The results show that the three methods had different
patterns of linking errors in terms of estimated true test
scores for 20 common items. The LL method showed the largest
mismatch between two test response surfaces, and differences
were located above and below the diagonal. It means that the
LL method had relatively large discrepancies when an
examinee had high or low scores. On the other hand, the M
method improved true score transformations by modeling
unique unit changes compared with the LL method, but there
were relatively large gaps when an examinee’s ability was
high on the first dimension and low on the second dimension.
The ODL method showed the most favorable result among three
linking methods and discrepancies for any ability value were
less than 0.5. The better performance of the ODL method was
expected because its minimization criterion is based on the

test response surface (Equation [9]).

75

CHAPTER 5
SUMMARY, DISCUSSION, AND CONCLUSION

In this chapter, overall results are summarized, related
issues are discussed, and conclusion and suggestions for

further studies are provided.

5.1 Simulation Study

By using simulated data, three MIRT linking methods based
on the compensatory two—dimensional two-parameter logistic
model have been evaluated for the anchor item equating
design. In order to emulate real test conditions, several
simulation factors were incorporated, e.g., sample sizes,
dimensional structures, ability distributions. The amounts
of linking errors were quantified by bias and RMSE based on
basic statistical concepts of accuracy and stability. For
statistical tests of effects of simulation factors and
linking methods, a repeated measures design was applied
because each simulated test response pattern was transformed
into three sets of metrics according to the three linking
methods. Then comparisons of the three linking methods were
conducted by using mean bias and mean RMSE of 50
replications.

The result of the repeated measures ANOVA showed that the

76

choice of linking methods had statistically significant
impacts on linking errors, both bias and log transformed
RMSE, for all three item parameters. Further, linking
methods had significant interaction effects with simulation
conditions. That is, the soundness of metric transformations
depends on the type of linking methods as well as test
administration conditions.

When the degree of the recovery of parameters was
quantified in terms of bias and RMSE, the new linking
method, which is based on orthogonal Procrustes solutions
with a diagonal dilation matrix, reduced linking biases,
especially for discrimination parameters, compared with the
LL method. The ODL method and the new method were relatively
good at obtaining less biased metric transformations of
discriminations, and the new method outperformed the ODL
method in terms of stable transformations of difficulty

related parameters.

5.2 Real Data Analysis

For real data analysis, a statewide mathematics test was
used. Because there was one test form originally, two test
forms with twenty common items were artificially assembled
based on initial test structures, content areas and item

difficulties. In order to examine patterns of linking

77

results, five pairs of sub—samples with 2,000 examinees
(base and equated groups) were randomly sampled from the
originally more than 120,000 examinees, i.e., five
replications of metric transformations. The evaluation of
behaviors of the three linking methods was done in the same
way as the simulation study comparing linking bias (mean
differences) and RMES (difference variation). Transformed
test response surfaces were also evaluated based on
similarity to the base test response surface.

→ Collected material:

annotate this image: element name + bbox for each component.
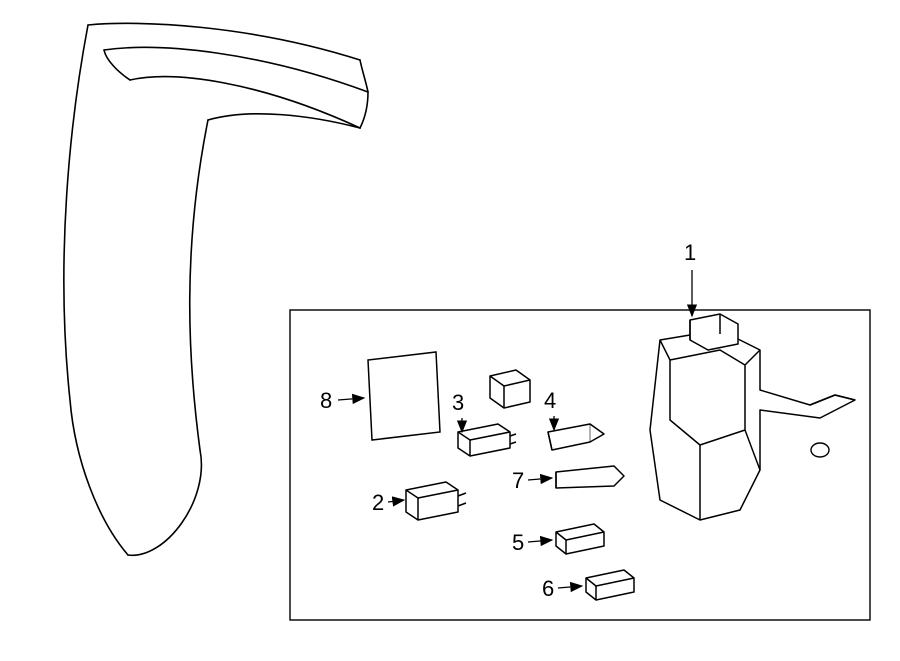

→ The request:
Could you transcribe everything in the linking-methods passage from "The result of" down to "administration conditions."?

→ Written answer:
The result of the repeated measures ANOVA showed that the

76

choice of linking methods had statistically significant
impacts on linking errors, both bias and log transformed
RMSE, for all three item parameters. Further, linking
methods had significant interaction effects with simulation
conditions. That is, the soundness of metric transformations
depends on the type of linking methods as well as test
administration conditions.